| What is needed |
Locate each line of the material that contains "community", then return it.

________________________

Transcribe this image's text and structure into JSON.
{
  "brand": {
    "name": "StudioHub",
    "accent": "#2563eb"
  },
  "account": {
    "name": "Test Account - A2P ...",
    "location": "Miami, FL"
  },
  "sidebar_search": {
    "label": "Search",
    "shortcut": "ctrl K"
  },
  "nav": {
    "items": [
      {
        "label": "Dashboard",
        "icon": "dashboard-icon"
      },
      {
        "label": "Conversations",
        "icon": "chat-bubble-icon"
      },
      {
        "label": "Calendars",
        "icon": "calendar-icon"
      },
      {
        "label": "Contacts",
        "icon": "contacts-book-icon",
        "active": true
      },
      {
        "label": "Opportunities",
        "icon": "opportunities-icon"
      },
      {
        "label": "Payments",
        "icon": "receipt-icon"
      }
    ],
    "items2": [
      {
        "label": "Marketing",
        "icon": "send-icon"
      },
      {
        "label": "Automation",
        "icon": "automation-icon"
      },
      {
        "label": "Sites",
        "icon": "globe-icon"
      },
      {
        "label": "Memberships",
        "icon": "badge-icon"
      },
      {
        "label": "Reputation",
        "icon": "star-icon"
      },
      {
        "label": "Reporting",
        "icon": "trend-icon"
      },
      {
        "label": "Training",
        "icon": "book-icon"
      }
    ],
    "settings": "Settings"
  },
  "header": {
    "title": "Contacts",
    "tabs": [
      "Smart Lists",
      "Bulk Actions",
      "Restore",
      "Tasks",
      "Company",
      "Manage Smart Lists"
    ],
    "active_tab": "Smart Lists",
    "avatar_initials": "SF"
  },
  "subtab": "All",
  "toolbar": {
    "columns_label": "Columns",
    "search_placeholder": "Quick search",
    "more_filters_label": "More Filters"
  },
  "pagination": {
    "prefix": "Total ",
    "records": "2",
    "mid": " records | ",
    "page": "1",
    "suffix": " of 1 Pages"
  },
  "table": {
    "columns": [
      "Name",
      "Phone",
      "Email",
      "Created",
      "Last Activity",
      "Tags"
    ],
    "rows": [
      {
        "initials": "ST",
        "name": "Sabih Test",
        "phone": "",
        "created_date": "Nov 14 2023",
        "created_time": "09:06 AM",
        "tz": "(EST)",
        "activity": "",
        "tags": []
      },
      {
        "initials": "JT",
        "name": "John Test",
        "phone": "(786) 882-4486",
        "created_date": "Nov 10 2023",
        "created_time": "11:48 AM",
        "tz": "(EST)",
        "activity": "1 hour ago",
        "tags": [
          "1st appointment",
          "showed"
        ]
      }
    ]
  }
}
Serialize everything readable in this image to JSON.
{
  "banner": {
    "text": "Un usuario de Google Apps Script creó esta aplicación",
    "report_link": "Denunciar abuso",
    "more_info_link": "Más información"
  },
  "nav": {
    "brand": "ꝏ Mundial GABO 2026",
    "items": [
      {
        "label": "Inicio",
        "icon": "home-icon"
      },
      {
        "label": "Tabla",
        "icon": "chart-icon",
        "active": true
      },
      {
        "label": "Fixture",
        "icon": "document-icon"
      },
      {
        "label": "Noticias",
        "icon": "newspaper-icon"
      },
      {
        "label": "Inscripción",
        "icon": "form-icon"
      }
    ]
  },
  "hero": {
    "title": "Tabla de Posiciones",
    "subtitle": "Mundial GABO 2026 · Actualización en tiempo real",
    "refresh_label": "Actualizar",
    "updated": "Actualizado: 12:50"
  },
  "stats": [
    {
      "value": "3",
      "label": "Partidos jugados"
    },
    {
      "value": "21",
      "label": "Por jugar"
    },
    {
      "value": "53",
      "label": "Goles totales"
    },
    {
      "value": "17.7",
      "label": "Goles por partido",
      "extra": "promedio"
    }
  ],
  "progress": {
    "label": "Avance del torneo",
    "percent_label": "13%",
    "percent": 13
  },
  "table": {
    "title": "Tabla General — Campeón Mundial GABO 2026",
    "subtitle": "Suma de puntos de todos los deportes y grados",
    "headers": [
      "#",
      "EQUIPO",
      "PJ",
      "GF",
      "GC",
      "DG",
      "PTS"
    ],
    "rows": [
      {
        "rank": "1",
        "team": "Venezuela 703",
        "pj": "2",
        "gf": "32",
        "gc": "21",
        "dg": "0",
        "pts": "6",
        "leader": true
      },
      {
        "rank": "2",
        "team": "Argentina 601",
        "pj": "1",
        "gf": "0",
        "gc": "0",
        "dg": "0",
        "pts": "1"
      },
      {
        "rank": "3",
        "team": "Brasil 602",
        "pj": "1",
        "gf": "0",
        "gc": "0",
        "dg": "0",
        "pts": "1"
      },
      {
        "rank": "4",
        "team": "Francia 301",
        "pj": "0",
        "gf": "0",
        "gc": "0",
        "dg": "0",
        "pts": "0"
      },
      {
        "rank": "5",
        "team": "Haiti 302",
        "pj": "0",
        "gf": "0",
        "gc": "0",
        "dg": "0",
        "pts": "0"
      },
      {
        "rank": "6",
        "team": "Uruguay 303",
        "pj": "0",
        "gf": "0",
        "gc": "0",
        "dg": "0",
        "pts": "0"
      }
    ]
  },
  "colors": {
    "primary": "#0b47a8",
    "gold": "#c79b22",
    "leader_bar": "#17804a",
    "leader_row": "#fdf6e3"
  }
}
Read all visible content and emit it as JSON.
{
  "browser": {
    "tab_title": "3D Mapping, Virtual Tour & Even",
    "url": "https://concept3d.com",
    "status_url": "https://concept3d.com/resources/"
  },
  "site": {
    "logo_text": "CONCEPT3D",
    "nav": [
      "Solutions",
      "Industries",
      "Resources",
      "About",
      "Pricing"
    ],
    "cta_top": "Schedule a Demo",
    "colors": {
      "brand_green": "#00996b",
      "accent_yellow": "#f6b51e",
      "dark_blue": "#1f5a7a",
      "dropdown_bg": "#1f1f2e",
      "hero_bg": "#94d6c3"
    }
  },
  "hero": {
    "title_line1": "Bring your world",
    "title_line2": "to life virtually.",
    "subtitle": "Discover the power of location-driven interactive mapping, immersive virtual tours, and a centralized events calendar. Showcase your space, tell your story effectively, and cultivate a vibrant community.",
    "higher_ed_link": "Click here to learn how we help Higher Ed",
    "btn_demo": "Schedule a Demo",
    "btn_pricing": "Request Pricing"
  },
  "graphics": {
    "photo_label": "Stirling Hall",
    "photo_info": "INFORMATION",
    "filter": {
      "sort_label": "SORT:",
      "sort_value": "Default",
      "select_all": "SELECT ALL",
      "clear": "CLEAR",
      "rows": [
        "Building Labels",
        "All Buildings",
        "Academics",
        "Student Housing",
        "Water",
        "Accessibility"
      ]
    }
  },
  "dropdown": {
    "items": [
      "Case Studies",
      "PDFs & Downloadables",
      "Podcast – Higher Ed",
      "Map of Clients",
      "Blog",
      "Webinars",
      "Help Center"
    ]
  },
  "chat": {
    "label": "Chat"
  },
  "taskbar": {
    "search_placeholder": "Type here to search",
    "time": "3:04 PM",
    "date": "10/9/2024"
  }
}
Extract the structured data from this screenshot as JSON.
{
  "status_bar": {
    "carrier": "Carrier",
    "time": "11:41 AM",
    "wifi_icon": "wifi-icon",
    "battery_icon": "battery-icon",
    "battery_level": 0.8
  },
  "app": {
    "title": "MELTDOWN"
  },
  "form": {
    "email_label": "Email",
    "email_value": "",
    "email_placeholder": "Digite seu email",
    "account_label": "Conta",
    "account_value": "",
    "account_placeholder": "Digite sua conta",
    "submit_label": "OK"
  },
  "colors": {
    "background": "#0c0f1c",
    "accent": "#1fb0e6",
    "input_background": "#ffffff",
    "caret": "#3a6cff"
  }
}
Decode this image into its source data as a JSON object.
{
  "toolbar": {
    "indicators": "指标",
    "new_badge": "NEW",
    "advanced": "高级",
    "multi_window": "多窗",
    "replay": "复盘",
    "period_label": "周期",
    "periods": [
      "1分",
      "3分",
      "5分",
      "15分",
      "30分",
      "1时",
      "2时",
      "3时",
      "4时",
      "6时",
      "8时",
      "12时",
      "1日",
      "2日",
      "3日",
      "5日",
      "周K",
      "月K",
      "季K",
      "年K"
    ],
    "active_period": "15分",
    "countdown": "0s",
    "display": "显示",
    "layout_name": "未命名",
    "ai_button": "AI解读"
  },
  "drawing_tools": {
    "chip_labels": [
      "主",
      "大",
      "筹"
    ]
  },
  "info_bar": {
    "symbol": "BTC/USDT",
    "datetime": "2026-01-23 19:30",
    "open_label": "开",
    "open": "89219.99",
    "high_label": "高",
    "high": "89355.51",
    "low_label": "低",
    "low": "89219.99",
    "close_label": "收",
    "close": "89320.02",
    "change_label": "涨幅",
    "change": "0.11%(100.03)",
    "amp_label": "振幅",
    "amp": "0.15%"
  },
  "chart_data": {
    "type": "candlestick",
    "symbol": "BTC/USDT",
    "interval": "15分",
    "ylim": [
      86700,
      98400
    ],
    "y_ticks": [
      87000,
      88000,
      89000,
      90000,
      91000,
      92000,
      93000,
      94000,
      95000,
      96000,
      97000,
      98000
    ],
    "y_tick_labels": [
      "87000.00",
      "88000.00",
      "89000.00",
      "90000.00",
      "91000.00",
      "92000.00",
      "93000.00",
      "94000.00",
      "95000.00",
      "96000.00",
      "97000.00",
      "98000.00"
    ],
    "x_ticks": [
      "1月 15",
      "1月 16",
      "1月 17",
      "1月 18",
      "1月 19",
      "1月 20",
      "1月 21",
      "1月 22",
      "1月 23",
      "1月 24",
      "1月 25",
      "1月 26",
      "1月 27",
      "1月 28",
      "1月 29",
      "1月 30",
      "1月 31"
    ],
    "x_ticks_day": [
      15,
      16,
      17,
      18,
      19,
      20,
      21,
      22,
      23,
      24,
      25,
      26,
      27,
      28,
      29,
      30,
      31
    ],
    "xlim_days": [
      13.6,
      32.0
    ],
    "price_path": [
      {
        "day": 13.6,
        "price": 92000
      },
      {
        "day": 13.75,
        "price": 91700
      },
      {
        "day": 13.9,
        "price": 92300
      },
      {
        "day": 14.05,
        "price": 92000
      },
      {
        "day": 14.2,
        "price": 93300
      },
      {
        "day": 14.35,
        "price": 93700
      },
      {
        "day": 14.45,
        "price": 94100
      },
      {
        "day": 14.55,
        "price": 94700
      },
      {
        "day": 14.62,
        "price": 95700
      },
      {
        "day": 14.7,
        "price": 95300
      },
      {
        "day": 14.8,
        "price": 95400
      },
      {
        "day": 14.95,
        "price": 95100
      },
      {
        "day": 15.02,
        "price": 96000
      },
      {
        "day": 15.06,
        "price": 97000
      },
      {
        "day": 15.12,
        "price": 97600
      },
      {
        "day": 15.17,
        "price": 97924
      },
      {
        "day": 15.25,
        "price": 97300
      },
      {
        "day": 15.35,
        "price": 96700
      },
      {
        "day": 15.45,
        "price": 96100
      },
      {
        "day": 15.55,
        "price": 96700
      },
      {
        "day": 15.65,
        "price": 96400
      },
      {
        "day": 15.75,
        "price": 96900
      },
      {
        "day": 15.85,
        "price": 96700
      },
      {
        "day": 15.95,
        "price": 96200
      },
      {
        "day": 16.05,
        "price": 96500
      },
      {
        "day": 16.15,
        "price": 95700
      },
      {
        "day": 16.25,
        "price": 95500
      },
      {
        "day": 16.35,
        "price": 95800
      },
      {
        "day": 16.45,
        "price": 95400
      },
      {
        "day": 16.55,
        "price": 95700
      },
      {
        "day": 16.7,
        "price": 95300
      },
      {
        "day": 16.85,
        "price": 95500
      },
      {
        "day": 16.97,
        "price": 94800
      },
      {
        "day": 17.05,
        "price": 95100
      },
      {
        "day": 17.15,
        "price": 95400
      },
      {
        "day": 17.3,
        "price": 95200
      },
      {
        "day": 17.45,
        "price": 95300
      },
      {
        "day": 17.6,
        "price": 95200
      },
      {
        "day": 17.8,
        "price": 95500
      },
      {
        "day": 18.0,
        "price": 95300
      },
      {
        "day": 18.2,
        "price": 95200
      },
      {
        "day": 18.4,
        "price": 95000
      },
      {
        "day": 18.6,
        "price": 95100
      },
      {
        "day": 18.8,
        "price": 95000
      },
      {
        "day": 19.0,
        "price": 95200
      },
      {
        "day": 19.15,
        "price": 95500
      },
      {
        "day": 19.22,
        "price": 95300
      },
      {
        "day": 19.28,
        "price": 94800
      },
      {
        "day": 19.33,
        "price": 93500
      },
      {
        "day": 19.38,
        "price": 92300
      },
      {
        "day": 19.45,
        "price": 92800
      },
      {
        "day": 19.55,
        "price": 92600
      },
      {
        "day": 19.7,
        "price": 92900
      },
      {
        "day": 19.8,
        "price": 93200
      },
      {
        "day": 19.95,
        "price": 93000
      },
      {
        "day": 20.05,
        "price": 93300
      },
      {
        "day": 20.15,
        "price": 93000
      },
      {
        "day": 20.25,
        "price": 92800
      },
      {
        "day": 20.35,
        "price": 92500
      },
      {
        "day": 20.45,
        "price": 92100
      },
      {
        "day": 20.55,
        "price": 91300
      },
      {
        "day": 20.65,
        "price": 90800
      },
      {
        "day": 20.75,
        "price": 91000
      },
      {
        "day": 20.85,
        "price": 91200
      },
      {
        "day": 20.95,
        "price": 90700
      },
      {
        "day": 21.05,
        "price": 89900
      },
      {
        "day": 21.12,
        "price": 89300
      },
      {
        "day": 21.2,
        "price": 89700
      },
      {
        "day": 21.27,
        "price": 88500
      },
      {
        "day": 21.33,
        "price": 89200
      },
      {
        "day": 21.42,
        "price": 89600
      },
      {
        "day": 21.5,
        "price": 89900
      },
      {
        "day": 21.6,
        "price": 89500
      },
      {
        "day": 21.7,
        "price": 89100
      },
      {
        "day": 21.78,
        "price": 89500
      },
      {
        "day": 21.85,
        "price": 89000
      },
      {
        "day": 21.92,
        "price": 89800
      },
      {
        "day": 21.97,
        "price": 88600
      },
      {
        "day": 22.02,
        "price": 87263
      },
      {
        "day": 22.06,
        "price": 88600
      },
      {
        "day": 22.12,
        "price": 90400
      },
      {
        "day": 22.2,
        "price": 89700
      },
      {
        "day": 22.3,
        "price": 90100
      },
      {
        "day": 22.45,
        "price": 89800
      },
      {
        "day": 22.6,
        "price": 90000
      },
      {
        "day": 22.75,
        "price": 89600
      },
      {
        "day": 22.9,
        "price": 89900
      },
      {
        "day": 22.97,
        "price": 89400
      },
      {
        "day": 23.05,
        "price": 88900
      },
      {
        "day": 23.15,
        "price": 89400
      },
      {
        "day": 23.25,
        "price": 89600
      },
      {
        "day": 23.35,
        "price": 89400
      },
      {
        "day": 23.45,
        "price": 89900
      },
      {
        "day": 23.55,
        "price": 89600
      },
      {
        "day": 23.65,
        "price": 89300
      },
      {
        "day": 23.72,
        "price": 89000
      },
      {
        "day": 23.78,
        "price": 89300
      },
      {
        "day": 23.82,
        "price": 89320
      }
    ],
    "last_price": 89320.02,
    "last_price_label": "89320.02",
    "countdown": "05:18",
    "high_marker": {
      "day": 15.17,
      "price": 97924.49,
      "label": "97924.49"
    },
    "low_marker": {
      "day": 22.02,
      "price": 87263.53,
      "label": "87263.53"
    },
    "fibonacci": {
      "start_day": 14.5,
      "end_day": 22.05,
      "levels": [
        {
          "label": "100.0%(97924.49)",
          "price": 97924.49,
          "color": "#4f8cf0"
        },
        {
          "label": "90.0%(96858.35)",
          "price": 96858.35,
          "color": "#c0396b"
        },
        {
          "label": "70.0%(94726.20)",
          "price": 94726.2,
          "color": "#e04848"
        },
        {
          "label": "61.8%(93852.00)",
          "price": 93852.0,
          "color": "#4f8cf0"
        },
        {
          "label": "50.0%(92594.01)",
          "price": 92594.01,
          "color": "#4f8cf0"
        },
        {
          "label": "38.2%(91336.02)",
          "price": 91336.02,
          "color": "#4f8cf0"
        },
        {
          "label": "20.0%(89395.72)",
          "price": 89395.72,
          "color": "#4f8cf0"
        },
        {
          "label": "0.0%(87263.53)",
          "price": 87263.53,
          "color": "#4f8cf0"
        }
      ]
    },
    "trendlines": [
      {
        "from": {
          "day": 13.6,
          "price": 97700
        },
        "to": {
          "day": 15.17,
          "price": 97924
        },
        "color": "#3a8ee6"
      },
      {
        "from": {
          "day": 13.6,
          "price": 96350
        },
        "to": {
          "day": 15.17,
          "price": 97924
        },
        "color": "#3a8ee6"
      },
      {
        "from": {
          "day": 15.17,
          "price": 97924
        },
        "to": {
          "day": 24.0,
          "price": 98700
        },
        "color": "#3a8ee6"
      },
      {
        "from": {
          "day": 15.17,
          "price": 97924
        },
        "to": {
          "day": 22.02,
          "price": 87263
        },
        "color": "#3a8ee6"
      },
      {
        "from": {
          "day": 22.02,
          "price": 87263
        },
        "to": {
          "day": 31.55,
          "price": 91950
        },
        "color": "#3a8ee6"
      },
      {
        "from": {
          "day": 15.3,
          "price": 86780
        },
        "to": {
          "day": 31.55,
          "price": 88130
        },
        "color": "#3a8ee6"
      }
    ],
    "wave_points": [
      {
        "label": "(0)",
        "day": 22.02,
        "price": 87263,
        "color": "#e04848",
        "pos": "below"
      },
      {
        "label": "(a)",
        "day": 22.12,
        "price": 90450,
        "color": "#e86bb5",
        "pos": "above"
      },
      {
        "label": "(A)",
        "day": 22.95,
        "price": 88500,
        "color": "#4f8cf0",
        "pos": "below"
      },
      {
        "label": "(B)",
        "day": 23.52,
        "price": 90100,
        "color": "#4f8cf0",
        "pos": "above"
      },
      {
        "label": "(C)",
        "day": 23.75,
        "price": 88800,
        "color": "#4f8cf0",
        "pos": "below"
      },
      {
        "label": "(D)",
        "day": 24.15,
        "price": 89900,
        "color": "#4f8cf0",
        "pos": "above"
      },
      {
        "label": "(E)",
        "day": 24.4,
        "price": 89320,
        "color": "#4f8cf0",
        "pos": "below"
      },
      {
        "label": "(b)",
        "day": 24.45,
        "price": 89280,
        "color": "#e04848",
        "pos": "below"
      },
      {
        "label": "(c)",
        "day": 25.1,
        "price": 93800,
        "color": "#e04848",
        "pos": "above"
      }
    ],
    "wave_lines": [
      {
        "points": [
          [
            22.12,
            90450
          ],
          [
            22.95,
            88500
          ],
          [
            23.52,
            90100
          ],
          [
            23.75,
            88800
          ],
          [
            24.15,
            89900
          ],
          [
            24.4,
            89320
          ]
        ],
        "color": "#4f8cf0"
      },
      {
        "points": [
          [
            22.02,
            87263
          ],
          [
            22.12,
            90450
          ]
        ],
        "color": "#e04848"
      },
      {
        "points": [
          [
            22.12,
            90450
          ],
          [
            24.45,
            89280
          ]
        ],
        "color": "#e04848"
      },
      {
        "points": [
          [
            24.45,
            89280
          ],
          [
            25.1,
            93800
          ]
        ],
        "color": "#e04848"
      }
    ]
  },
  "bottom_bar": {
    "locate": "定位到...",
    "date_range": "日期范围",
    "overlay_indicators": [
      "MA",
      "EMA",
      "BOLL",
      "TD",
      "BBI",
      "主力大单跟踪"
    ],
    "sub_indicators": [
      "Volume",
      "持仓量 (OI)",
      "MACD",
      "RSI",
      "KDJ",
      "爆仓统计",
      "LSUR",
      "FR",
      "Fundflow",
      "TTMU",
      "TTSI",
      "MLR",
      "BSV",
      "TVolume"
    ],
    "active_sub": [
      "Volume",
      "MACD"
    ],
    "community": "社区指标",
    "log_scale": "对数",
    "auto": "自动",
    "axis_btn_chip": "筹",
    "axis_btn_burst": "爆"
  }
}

________________________

| In response |
    "subtitle": "Discover the power of location-driven interactive mapping, immersive virtual tours, and a centralized events calendar. Showcase your space, tell your story effectively, and cultivate a vibrant community.",
    "community": "社区指标",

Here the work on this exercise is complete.